Task: Print the records again, character for character.

#### Data

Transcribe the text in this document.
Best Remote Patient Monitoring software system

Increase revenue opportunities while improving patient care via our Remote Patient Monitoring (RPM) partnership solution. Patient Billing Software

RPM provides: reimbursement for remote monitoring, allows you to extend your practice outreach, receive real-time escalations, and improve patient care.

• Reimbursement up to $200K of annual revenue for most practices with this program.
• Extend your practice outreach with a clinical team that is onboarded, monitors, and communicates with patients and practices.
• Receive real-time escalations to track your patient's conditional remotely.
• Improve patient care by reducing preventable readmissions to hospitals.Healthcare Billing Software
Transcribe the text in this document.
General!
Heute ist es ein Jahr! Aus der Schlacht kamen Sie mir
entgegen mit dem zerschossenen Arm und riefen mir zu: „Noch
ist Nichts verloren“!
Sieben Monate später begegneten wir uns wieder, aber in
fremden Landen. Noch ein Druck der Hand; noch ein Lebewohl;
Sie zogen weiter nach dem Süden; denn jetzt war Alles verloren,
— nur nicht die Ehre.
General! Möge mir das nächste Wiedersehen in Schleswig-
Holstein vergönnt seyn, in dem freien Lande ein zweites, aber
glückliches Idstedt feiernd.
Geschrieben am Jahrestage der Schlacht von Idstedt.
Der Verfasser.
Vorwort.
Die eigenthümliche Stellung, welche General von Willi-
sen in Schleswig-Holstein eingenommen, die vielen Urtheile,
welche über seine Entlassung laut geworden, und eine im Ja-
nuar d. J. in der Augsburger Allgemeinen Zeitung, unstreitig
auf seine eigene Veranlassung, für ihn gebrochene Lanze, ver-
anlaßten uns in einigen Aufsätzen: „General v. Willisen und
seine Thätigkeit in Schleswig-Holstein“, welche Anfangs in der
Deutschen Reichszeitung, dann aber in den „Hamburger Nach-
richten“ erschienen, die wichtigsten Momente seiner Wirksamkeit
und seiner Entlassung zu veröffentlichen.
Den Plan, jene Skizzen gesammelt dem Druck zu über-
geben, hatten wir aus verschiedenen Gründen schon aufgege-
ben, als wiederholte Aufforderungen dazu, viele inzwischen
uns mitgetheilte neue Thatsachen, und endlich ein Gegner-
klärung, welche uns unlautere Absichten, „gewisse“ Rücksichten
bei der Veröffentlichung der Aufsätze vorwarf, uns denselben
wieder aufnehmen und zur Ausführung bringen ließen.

########

Problem solution:
Transcribe the text in this document.
Best Remote Patient Monitoring software system

Increase revenue opportunities while improving patient care via our Remote Patient Monitoring (RPM) partnership solution. Patient Billing Software

RPM provides: reimbursement for remote monitoring, allows you to extend your practice outreach, receive real-time escalations, and improve patient care.

• Reimbursement up to $200K of annual revenue for most practices with this program.
• Extend your practice outreach with a clinical team that is onboarded, monitors, and communicates with patients and practices.
• Receive real-time escalations to track your patient's conditional remotely.
• Improve patient care by reducing preventable readmissions to hospitals.Healthcare Billing Software
Transcribe the text in this document.
General!
Heute ist es ein Jahr! Aus der Schlacht kamen Sie mir
entgegen mit dem zerschossenen Arm und riefen mir zu: „Noch
ist Nichts verloren“!
Sieben Monate später begegneten wir uns wieder, aber in
fremden Landen. Noch ein Druck der Hand; noch ein Lebewohl;
Sie zogen weiter nach dem Süden; denn jetzt war Alles verloren,
— nur nicht die Ehre.
General! Möge mir das nächste Wiedersehen in Schleswig-
Holstein vergönnt seyn, in dem freien Lande ein zweites, aber
glückliches Idstedt feiernd.
Geschrieben am Jahrestage der Schlacht von Idstedt.
Der Verfasser.
Vorwort.
Die eigenthümliche Stellung, welche General von Willi-
sen in Schleswig-Holstein eingenommen, die vielen Urtheile,
welche über seine Entlassung laut geworden, und eine im Ja-
nuar d. J. in der Augsburger Allgemeinen Zeitung, unstreitig
auf seine eigene Veranlassung, für ihn gebrochene Lanze, ver-
anlaßten uns in einigen Aufsätzen: „General v. Willisen und
seine Thätigkeit in Schleswig-Holstein“, welche Anfangs in der
Deutschen Reichszeitung, dann aber in den „Hamburger Nach-
richten“ erschienen, die wichtigsten Momente seiner Wirksamkeit
und seiner Entlassung zu veröffentlichen.
Den Plan, jene Skizzen gesammelt dem Druck zu über-
geben, hatten wir aus verschiedenen Gründen schon aufgege-
ben, als wiederholte Aufforderungen dazu, viele inzwischen
uns mitgetheilte neue Thatsachen, und endlich ein Gegner-
klärung, welche uns unlautere Absichten, „gewisse“ Rücksichten
bei der Veröffentlichung der Aufsätze vorwarf, uns denselben
wieder aufnehmen und zur Ausführung bringen ließen.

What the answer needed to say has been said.